===== Dataset records
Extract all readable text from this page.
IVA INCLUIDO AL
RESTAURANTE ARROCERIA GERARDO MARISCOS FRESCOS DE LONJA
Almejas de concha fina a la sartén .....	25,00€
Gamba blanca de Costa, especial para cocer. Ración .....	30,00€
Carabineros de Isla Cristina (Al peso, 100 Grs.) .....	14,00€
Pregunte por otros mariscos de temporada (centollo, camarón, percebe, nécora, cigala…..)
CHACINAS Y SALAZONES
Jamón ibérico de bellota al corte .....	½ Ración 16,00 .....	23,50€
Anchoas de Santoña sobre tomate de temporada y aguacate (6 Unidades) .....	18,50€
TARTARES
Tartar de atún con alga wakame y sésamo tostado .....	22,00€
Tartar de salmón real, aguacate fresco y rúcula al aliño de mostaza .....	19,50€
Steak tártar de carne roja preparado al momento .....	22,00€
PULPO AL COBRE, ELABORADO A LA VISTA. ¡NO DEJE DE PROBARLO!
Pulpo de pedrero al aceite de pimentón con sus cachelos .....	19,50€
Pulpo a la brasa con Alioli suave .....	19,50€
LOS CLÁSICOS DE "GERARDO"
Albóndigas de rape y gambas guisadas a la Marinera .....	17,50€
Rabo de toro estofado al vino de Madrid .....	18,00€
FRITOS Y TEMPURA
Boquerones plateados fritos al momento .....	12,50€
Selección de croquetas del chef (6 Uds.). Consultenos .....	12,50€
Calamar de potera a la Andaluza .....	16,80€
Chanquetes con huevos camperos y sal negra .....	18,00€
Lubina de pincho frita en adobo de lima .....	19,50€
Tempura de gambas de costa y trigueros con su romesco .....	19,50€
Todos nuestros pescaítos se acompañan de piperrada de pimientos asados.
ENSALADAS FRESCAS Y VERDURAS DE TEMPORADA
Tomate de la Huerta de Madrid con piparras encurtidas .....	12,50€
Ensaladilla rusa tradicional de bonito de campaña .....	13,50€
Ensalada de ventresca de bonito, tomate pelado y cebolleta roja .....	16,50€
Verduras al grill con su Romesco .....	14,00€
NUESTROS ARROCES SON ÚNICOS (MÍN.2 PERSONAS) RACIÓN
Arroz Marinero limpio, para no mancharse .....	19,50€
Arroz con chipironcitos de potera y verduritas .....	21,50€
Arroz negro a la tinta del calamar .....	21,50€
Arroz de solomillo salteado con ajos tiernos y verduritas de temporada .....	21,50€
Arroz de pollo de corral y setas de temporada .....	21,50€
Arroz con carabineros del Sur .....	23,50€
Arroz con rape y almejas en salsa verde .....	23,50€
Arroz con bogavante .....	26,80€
==========
The task: Send back every record, precisely as written.

Response to this task:
Extract all readable text from this page.
IVA INCLUIDO AL
RESTAURANTE ARROCERIA GERARDO MARISCOS FRESCOS DE LONJA
Almejas de concha fina a la sartén .....	25,00€
Gamba blanca de Costa, especial para cocer. Ración .....	30,00€
Carabineros de Isla Cristina (Al peso, 100 Grs.) .....	14,00€
Pregunte por otros mariscos de temporada (centollo, camarón, percebe, nécora, cigala…..)
CHACINAS Y SALAZONES
Jamón ibérico de bellota al corte .....	½ Ración 16,00 .....	23,50€
Anchoas de Santoña sobre tomate de temporada y aguacate (6 Unidades) .....	18,50€
TARTARES
Tartar de atún con alga wakame y sésamo tostado .....	22,00€
Tartar de salmón real, aguacate fresco y rúcula al aliño de mostaza .....	19,50€
Steak tártar de carne roja preparado al momento .....	22,00€
PULPO AL COBRE, ELABORADO A LA VISTA. ¡NO DEJE DE PROBARLO!
Pulpo de pedrero al aceite de pimentón con sus cachelos .....	19,50€
Pulpo a la brasa con Alioli suave .....	19,50€
LOS CLÁSICOS DE "GERARDO"
Albóndigas de rape y gambas guisadas a la Marinera .....	17,50€
Rabo de toro estofado al vino de Madrid .....	18,00€
FRITOS Y TEMPURA
Boquerones plateados fritos al momento .....	12,50€
Selección de croquetas del chef (6 Uds.). Consultenos .....	12,50€
Calamar de potera a la Andaluza .....	16,80€
Chanquetes con huevos camperos y sal negra .....	18,00€
Lubina de pincho frita en adobo de lima .....	19,50€
Tempura de gambas de costa y trigueros con su romesco .....	19,50€
Todos nuestros pescaítos se acompañan de piperrada de pimientos asados.
ENSALADAS FRESCAS Y VERDURAS DE TEMPORADA
Tomate de la Huerta de Madrid con piparras encurtidas .....	12,50€
Ensaladilla rusa tradicional de bonito de campaña .....	13,50€
Ensalada de ventresca de bonito, tomate pelado y cebolleta roja .....	16,50€
Verduras al grill con su Romesco .....	14,00€
NUESTROS ARROCES SON ÚNICOS (MÍN.2 PERSONAS) RACIÓN
Arroz Marinero limpio, para no mancharse .....	19,50€
Arroz con chipironcitos de potera y verduritas .....	21,50€
Arroz negro a la tinta del calamar .....	21,50€
Arroz de solomillo salteado con ajos tiernos y verduritas de temporada .....	21,50€
Arroz de pollo de corral y setas de temporada .....	21,50€
Arroz con carabineros del Sur .....	23,50€
Arroz con rape y almejas en salsa verde .....	23,50€
Arroz con bogavante .....	26,80€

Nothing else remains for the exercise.